Start AVAILABLE RECORDS

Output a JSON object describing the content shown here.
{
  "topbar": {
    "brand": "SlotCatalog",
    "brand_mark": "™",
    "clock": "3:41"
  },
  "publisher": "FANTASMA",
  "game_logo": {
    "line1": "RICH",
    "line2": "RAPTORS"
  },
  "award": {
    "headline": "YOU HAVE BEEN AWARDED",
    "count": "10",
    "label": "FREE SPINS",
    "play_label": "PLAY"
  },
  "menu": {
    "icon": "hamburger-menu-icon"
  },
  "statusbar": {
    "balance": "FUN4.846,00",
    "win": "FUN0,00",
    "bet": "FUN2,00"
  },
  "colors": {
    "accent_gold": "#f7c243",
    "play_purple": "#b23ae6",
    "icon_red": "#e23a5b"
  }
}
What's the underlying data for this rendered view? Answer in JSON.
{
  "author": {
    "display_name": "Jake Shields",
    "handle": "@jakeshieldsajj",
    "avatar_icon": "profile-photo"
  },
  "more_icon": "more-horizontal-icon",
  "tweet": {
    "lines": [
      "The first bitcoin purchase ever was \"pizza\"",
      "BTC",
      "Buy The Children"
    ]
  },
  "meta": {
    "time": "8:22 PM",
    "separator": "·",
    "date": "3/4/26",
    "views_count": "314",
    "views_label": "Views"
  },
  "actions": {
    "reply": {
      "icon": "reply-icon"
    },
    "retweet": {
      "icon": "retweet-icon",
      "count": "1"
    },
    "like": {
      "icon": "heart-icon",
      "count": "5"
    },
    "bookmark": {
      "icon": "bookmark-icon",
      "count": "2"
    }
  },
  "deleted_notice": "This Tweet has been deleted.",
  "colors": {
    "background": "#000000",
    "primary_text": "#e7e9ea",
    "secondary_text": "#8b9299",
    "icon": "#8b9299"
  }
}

End AVAILABLE RECORDS
Start AVAILABLE RECORDS

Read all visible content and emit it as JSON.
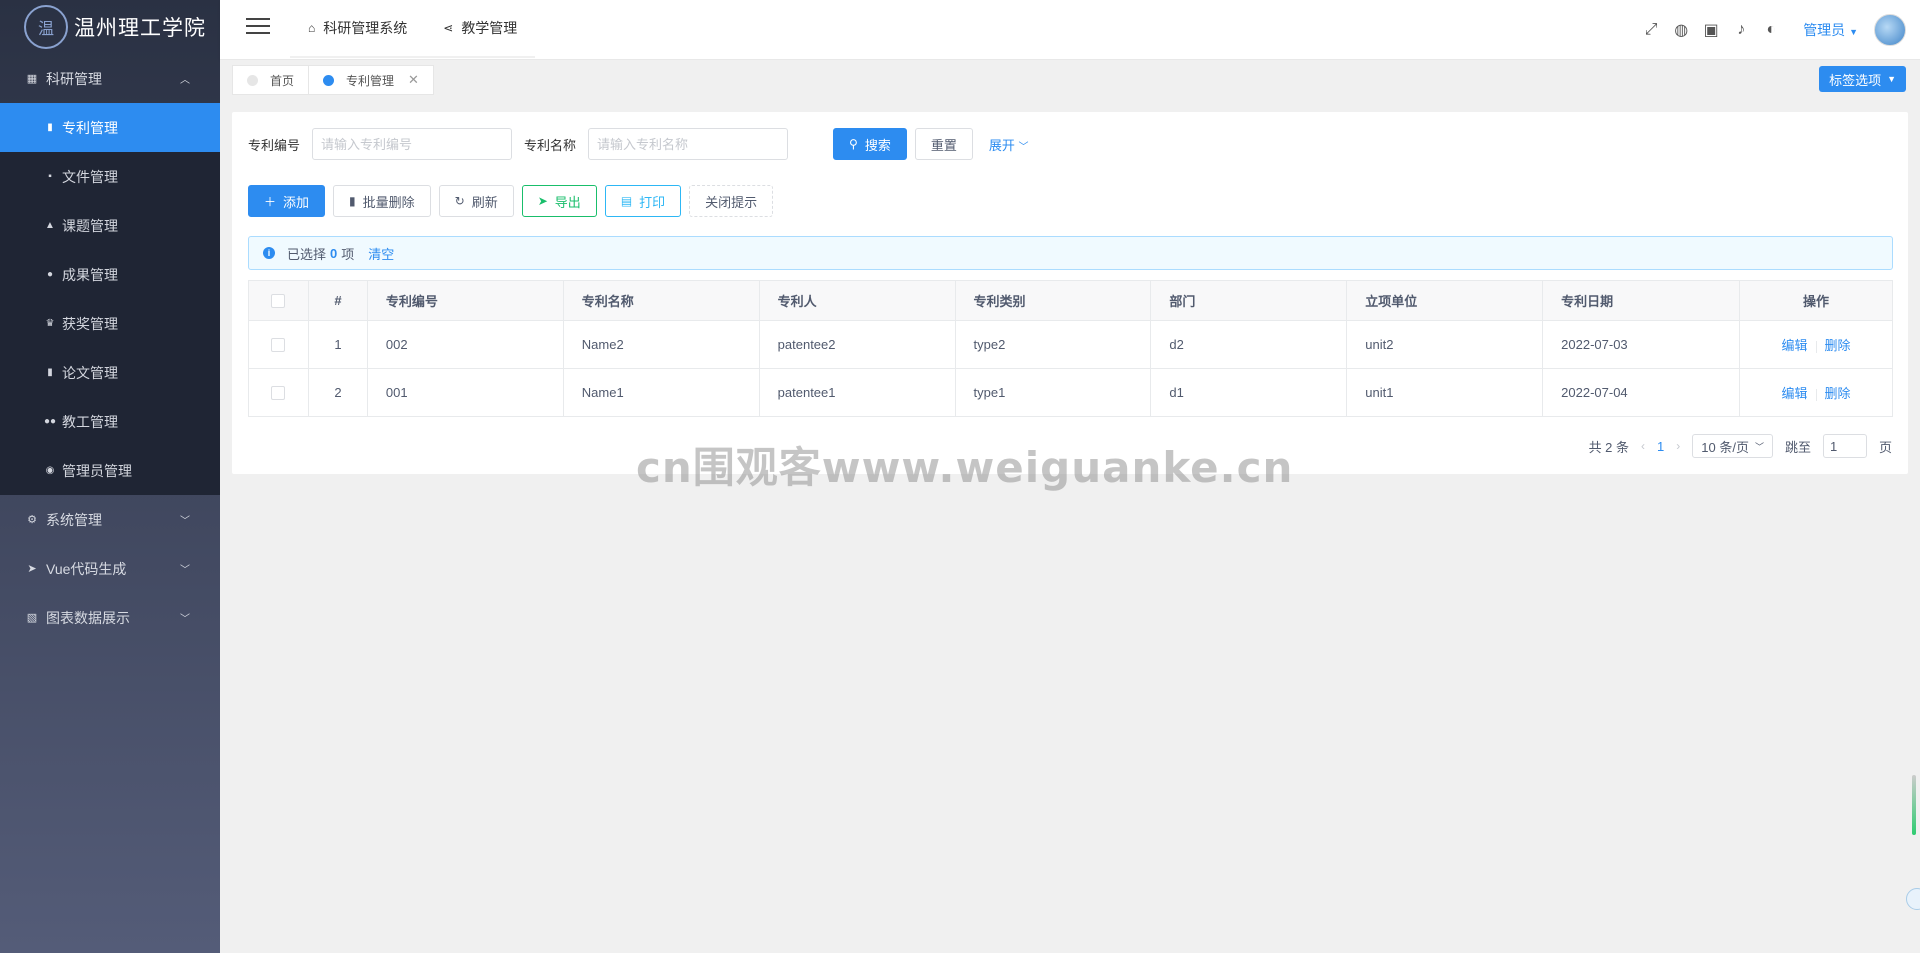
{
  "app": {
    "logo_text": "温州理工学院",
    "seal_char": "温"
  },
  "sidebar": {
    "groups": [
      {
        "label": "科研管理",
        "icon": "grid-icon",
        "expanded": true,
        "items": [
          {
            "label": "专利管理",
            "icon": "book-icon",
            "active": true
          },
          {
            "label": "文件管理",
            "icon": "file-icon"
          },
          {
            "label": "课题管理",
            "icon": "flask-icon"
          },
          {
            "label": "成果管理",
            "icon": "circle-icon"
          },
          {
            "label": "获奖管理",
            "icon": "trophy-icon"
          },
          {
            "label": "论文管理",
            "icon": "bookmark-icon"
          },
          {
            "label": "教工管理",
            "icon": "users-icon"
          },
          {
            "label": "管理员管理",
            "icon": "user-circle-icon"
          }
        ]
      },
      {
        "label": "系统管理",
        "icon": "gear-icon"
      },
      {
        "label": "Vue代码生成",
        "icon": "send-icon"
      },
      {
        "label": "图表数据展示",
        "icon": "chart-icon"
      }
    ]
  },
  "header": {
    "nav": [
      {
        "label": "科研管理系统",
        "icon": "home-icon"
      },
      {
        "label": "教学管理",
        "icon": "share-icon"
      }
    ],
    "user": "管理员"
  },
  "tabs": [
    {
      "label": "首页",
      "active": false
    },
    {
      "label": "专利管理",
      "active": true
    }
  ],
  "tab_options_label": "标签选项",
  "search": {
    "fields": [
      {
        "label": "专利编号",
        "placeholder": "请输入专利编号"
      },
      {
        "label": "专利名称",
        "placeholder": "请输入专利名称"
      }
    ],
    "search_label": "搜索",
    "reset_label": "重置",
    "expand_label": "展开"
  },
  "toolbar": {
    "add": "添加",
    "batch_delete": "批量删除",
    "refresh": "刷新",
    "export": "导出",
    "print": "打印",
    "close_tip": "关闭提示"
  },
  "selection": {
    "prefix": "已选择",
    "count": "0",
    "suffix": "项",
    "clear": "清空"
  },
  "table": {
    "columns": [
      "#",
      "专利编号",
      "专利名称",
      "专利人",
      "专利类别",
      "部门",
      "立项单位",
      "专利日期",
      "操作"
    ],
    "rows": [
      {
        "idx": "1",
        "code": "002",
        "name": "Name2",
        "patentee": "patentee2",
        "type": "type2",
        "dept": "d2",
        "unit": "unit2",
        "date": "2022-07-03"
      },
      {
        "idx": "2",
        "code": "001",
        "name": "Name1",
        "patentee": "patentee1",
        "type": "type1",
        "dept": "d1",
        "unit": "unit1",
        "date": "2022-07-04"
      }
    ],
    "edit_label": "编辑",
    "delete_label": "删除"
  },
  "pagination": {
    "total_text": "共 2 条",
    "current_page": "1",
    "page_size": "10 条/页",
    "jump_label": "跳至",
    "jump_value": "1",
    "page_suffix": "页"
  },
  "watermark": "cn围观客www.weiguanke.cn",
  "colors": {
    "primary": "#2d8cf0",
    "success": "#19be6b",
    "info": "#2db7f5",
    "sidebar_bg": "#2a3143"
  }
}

End AVAILABLE RECORDS

◆ **GIVEN INSTRUCTION**
Find and copy each line above that includes the string "placeholder".

◆ **ANSWER TO THE EXERCISE**
        "placeholder": "请输入专利编号"
        "placeholder": "请输入专利名称"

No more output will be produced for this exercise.